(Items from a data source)

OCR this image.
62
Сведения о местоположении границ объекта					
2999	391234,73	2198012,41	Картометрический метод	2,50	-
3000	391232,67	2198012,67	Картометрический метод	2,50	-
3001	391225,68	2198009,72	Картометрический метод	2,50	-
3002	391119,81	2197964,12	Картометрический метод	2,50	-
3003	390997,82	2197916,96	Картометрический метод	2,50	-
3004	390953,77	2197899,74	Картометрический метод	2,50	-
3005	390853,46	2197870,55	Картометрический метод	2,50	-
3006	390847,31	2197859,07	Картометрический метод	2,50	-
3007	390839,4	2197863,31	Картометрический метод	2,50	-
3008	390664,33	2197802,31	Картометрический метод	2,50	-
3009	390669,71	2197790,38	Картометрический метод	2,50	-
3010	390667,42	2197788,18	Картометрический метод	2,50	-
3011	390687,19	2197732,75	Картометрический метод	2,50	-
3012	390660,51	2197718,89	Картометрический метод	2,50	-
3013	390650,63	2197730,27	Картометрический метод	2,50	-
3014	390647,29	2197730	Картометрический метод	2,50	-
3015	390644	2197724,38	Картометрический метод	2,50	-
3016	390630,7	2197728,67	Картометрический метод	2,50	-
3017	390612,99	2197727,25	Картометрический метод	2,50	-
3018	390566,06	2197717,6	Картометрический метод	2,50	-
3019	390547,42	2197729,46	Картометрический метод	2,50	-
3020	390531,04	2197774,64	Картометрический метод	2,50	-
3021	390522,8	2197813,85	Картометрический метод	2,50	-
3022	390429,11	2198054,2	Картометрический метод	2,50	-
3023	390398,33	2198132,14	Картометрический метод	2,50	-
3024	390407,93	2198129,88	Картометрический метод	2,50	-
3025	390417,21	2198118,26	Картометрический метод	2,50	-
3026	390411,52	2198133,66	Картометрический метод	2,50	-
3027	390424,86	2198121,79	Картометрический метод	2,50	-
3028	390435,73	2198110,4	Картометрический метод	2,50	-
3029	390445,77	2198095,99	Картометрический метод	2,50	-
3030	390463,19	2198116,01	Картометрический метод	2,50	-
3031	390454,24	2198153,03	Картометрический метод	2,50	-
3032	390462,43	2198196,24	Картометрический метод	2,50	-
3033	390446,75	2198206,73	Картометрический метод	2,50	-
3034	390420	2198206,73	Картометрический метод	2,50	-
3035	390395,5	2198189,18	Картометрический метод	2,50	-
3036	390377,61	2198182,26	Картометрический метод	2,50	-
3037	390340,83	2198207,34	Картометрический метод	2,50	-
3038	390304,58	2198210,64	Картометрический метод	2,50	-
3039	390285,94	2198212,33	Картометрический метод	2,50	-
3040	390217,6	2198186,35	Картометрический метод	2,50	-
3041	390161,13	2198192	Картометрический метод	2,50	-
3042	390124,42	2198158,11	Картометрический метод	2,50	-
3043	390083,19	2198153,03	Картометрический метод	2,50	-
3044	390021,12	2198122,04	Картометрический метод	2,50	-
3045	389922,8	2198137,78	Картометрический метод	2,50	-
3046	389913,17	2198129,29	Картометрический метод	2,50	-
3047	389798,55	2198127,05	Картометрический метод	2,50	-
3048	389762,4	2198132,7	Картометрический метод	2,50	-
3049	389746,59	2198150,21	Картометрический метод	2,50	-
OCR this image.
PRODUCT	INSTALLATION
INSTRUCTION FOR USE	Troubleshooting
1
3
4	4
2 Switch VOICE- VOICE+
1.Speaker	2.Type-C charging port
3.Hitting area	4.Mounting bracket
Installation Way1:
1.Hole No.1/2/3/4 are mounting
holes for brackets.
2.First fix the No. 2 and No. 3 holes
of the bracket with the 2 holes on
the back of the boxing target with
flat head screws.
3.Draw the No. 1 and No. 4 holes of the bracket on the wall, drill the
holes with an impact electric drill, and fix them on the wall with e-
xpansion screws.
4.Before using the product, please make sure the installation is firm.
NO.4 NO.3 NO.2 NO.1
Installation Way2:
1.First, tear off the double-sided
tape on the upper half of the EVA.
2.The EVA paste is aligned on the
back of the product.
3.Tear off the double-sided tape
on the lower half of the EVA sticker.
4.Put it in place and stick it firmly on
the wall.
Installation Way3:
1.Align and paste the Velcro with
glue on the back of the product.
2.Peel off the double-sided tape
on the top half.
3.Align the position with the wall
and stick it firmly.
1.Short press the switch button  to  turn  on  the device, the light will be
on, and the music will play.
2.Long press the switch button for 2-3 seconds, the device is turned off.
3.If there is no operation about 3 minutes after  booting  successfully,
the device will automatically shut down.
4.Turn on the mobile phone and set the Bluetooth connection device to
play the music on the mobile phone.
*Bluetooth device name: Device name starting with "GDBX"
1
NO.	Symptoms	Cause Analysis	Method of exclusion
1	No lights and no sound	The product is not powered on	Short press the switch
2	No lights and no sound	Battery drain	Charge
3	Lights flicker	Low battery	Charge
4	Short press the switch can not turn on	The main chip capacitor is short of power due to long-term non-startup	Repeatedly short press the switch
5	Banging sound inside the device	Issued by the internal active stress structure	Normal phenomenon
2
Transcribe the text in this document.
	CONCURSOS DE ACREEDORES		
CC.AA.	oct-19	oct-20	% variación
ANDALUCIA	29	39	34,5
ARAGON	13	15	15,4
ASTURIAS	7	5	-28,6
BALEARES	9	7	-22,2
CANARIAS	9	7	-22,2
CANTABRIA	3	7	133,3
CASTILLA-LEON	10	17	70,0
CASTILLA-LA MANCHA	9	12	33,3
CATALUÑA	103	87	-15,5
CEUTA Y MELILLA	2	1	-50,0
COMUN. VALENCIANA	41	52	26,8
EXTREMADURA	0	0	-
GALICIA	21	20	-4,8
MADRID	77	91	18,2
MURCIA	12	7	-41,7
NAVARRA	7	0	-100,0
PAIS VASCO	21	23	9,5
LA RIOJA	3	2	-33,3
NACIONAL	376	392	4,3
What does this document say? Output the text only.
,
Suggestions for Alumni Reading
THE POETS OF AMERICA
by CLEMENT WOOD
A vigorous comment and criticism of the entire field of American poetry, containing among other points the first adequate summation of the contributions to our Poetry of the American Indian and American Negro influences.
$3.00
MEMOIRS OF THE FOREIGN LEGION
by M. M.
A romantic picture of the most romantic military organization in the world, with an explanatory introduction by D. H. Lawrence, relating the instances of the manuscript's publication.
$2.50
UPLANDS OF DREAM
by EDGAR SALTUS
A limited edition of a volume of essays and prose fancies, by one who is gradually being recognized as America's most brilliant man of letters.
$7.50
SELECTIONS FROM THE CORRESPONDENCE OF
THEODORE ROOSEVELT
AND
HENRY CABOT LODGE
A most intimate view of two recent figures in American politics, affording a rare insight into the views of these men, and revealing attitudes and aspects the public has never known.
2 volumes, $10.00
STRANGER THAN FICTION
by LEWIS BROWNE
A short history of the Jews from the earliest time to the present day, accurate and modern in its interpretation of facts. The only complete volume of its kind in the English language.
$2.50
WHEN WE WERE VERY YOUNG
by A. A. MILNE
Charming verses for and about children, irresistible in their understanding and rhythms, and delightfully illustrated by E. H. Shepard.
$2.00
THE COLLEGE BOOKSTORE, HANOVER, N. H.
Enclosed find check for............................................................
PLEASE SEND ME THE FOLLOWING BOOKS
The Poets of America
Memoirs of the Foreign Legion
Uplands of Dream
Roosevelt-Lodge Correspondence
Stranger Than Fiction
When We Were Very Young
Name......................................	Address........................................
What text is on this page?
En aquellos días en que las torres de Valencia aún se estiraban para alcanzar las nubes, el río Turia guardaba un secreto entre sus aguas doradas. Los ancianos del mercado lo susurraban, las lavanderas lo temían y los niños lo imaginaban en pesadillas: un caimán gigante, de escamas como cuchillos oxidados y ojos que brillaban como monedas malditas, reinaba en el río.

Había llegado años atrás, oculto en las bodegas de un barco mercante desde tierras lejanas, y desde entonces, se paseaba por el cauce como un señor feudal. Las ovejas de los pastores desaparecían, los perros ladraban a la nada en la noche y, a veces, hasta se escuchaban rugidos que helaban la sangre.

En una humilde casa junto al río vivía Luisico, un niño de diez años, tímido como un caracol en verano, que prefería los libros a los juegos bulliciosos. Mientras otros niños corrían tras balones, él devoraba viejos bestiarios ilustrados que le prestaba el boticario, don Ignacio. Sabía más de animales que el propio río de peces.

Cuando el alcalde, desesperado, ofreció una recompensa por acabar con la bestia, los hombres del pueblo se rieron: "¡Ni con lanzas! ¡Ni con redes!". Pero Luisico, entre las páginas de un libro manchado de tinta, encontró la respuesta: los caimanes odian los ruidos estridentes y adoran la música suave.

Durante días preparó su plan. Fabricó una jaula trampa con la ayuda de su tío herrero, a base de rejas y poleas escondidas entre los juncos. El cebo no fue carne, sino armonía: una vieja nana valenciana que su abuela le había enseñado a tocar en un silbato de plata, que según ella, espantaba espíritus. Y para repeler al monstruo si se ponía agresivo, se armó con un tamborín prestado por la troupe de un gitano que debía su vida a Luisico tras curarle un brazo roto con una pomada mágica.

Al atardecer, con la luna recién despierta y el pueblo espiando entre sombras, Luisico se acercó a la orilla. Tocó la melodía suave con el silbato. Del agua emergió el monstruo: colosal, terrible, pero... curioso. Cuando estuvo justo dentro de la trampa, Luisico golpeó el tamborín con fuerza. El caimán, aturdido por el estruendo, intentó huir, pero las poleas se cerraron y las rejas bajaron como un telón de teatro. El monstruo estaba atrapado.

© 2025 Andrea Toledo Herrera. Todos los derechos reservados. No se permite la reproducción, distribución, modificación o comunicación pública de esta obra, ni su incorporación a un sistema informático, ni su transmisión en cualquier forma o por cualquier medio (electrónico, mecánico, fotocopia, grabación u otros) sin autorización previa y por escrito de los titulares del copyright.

> _EXERCISE_:
In the material above, show every line where the word "device" turns up.

> _RESULT OF THE TASK_:
1.Short press the switch button  to  turn  on  the device, the light will be
2.Long press the switch button for 2-3 seconds, the device is turned off.
the device will automatically shut down.
4.Turn on the mobile phone and set the Bluetooth connection device to
*Bluetooth device name: Device name starting with "GDBX"
5	Banging sound inside the device	Issued by the internal active stress structure	Normal phenomenon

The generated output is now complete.